------ Text provided ------
This month I'm doing a 30-Day Blog Challenge. Each day I will offer up a serving of what's in my heart in the moment. My wish is for you to receive a delicious blessing, and my hope is that you will feel inspired to leave a precious morsel of that in the comments. Thanks for stopping by!
In many ways, when I show up in my life, I appear to be just like everyone else. I dress in fairly typical clothes and move through my day doing many of the tasks that any small business owner or any middle-aged woman does.
However, that's where the similarity ends. I am NOT typical. Not by a long shot. I'm living WAY out on the fringes, though to spend time with me, you might not know it, you might not detect the subtle difference between me and you.
You see, even though I've been pretty quiet about it, I'm living very, very close to the edge. Actually, I'm the closer to the edge that I've ever been in my life.
What do I mean by that?
Some might call it living on a wing and a prayer. Others might say I'm flying by the seat of my pants. Still others might say I'm a gypsy or a fringe dweller or trailblazer or maverick. I've been called brave and courageous. Behind my back, I know I've been called crazy.
I'm none of those things and I'm ALL of those things. I'm a paradox because I have one foot in the traditional world and the other foot in the outer banks of a world that most consider wild, foolish, unsafe and insane.
------ Source material ------
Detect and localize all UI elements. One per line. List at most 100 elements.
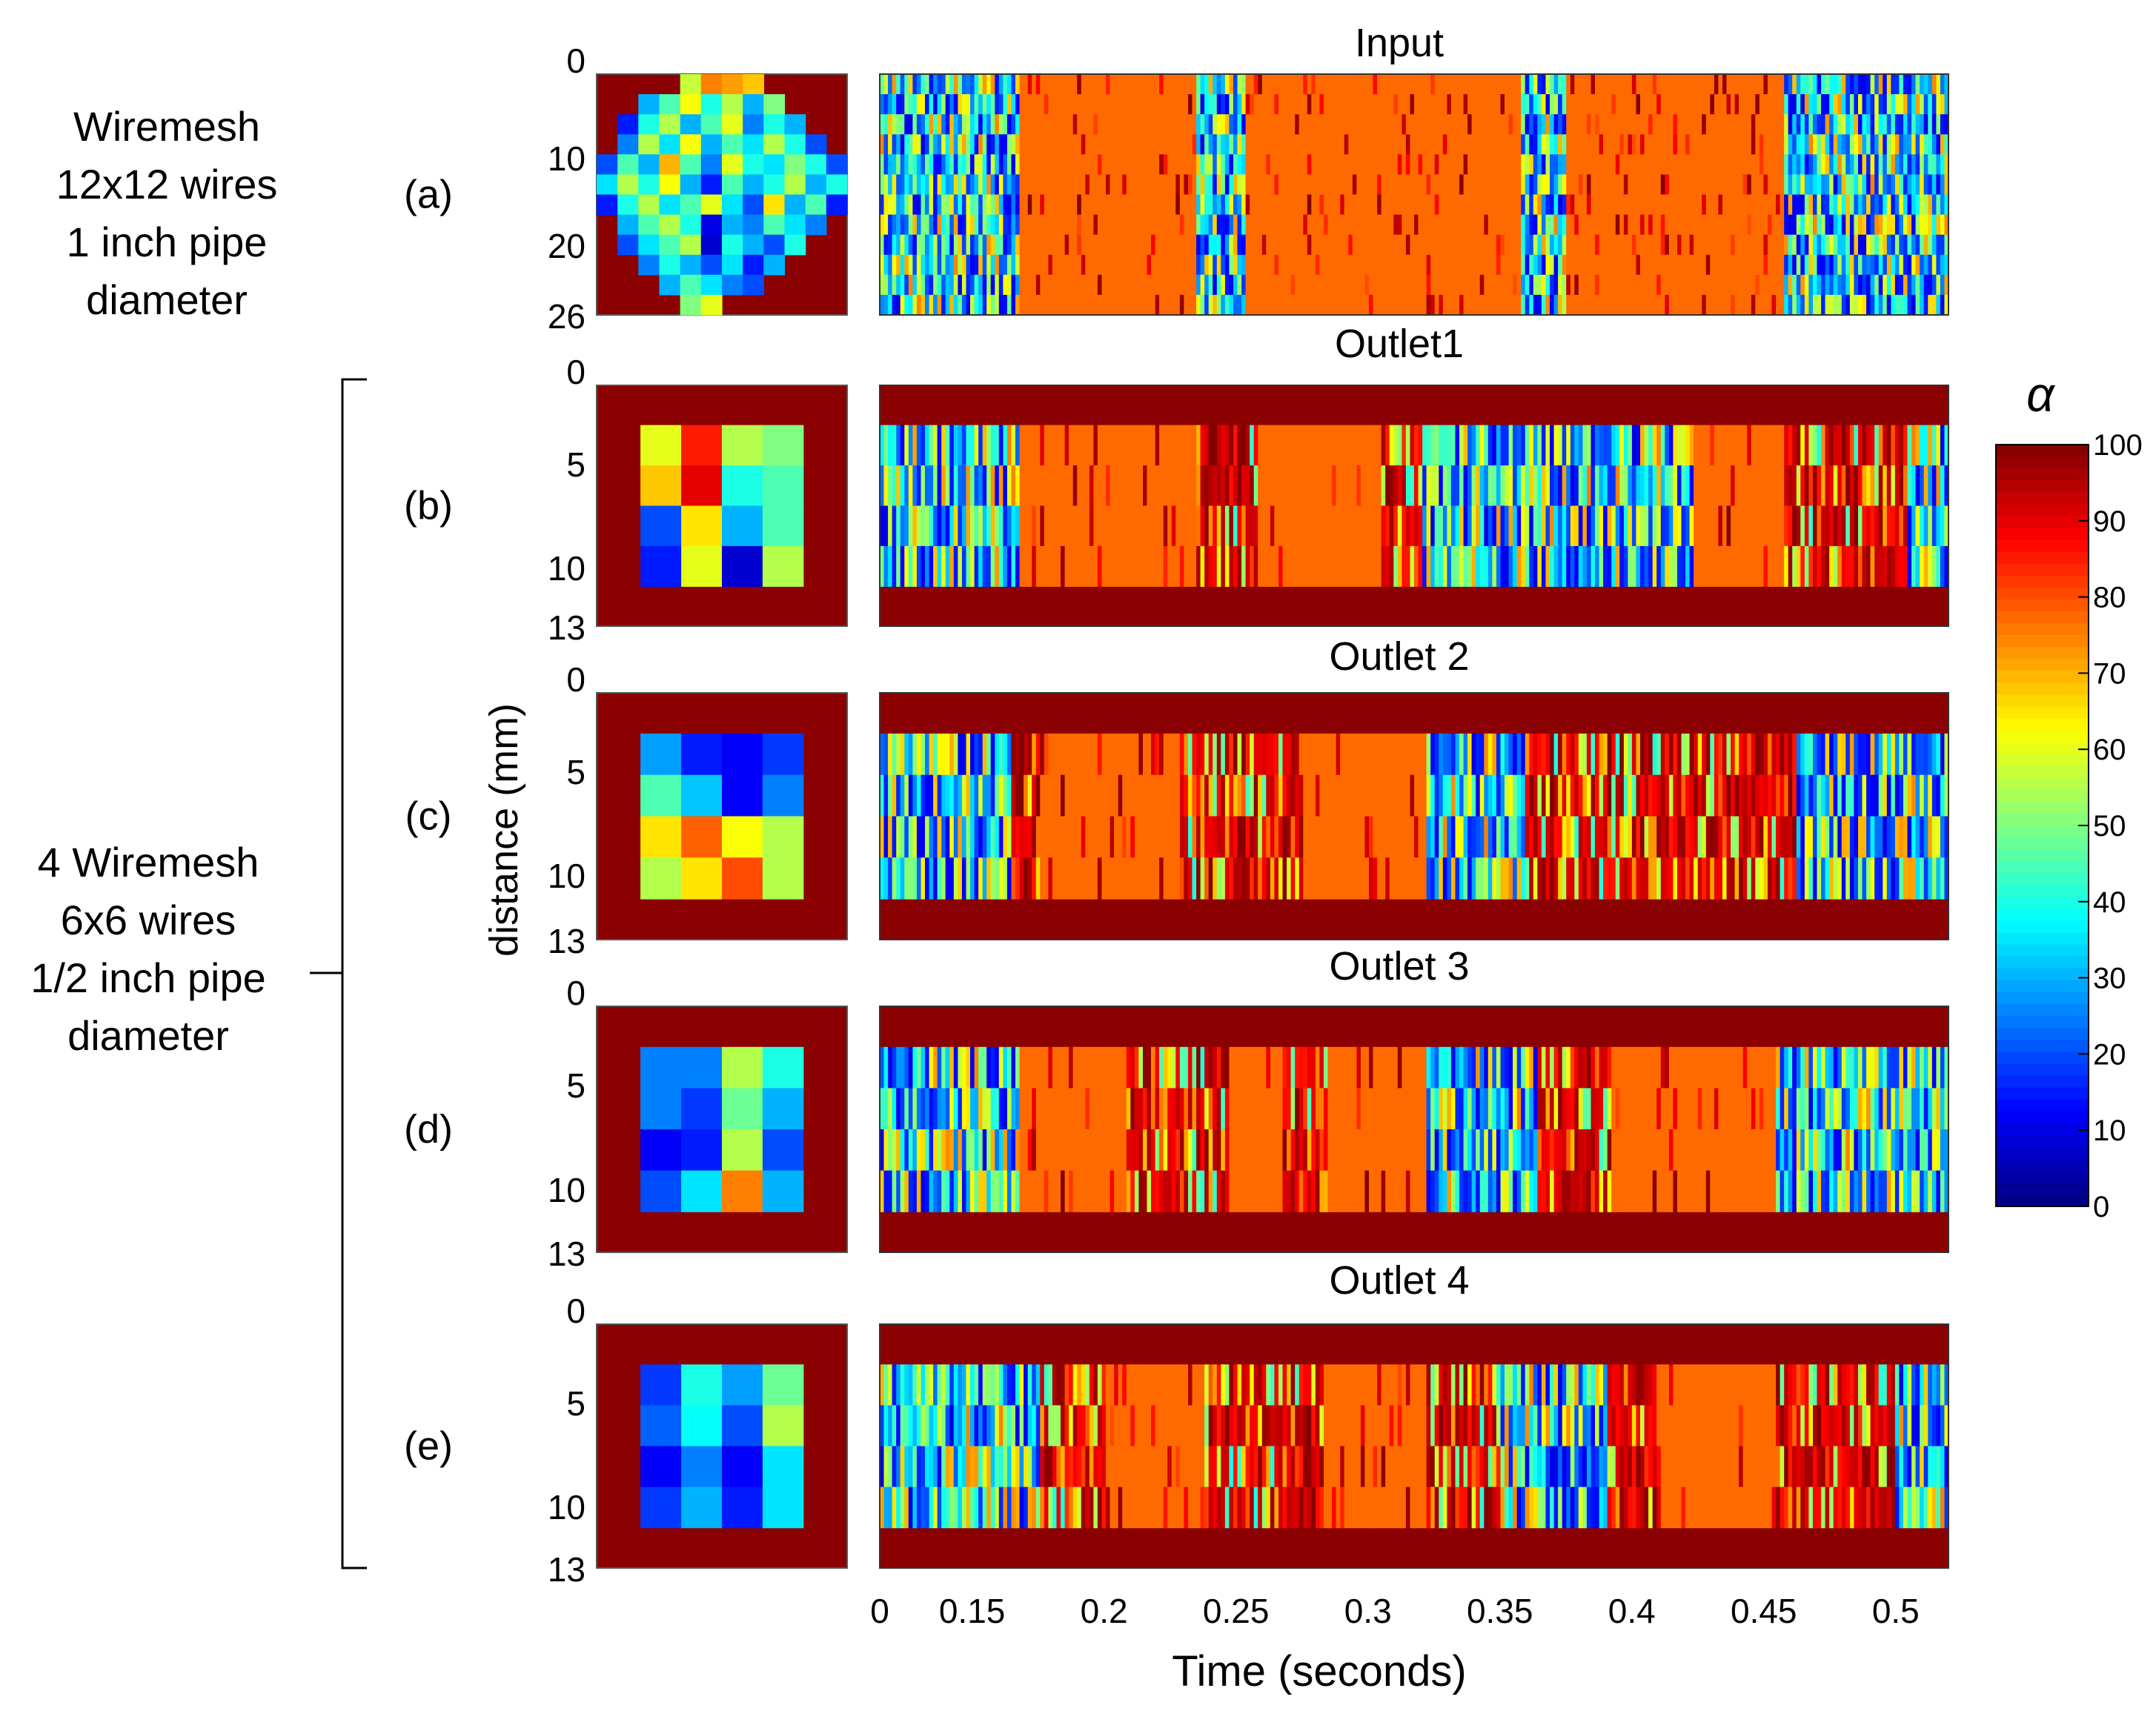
------
**Tasks**
(a) Answer these questions using the blog post.
(i) How many days long is the blog challenge being done this month?
(ii) What two kinds of people does the writer name as also doing the daily tasks she does?
(iii) What does the writer know she has been called behind her back?
(b) Reproduce the blog post word for word from "You see, even" to "mean by that?".
(c) Carry on with the blog post about living close to the edge, starting after its last sentence.

**Responses by task**
(a)
(i) 30 days.
(ii) Any small business owner or any middle-aged woman.
(iii) Crazy.

(b)
You see, even though I've been pretty quiet about it, I'm living very, very close to the edge. Actually, I'm the closer to the edge that I've ever been in my life.
What do I mean by that?

(c)
I'm testing the waters of living in total alignment with the Divine, living on faith and trust. I'm giving myself completely to Life and believing wholeheartedly that I'll be taken care of. But let me tell you, it ain't easy flying without a parachute or a net underneath to catch me if I fall. I do my best not to look down, but sometimes I can't I peek and end up dizzy with paralyzing fear and a question, "What do I think I'm doing?"
Once I recover a bit from the terror, I grab some tools from my spiritual toolbox to coax myself away from the ledge. Then I remember the bigger picture and start breathing normally again. Whew!
So what does living close to the edge look and feel like?
- Imagine having no money in your savings account.
- Imagine having no paycheck.
- Imagine not knowing how much money you'll have next week, next month or next year.
- Imagine having no health insurance.
- Imagine having no home of your own.
- Imagine most of your possessions fitting in the back of a four-door sedan.
- Imagine having a twenty-year old car with over 180,000 miles on it.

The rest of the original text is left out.